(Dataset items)
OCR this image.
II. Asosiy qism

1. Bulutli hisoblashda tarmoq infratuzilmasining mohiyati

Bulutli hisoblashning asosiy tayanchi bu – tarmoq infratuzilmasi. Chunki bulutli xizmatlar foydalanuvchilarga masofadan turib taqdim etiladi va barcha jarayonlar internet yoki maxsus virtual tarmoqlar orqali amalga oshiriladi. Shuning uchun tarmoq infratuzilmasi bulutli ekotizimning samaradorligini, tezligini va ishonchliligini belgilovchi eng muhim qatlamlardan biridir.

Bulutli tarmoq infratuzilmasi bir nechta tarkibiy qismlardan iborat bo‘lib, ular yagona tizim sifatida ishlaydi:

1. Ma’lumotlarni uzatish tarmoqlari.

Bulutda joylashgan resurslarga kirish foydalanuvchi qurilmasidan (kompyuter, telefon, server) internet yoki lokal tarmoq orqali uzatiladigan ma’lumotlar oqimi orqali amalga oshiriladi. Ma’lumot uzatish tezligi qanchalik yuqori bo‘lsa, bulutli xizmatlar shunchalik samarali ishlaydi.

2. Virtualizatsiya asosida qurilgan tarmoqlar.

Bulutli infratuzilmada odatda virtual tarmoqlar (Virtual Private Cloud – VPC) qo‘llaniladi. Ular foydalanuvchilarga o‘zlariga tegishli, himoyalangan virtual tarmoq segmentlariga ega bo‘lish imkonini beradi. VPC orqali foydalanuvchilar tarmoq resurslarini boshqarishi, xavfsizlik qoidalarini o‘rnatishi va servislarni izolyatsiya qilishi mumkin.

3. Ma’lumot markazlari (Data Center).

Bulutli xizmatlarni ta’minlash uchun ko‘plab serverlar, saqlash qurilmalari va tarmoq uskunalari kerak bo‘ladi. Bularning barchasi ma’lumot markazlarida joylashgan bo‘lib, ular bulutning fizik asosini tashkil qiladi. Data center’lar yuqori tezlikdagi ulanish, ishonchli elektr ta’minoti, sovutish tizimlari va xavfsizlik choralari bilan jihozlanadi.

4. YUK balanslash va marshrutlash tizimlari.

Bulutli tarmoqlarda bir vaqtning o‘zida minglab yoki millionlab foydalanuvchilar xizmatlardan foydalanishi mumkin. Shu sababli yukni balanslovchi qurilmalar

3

(WHAT TO DO) Extract all lines of the records above that include "uzatish".

(WORKED SOLUTION)
1. Ma’lumotlarni uzatish tarmoqlari.
Bulutda joylashgan resurslarga kirish foydalanuvchi qurilmasidan (kompyuter, telefon, server) internet yoki lokal tarmoq orqali uzatiladigan ma’lumotlar oqimi orqali amalga oshiriladi. Ma’lumot uzatish tezligi qanchalik yuqori bo‘lsa, bulutli xizmatlar shunchalik samarali ishlaydi.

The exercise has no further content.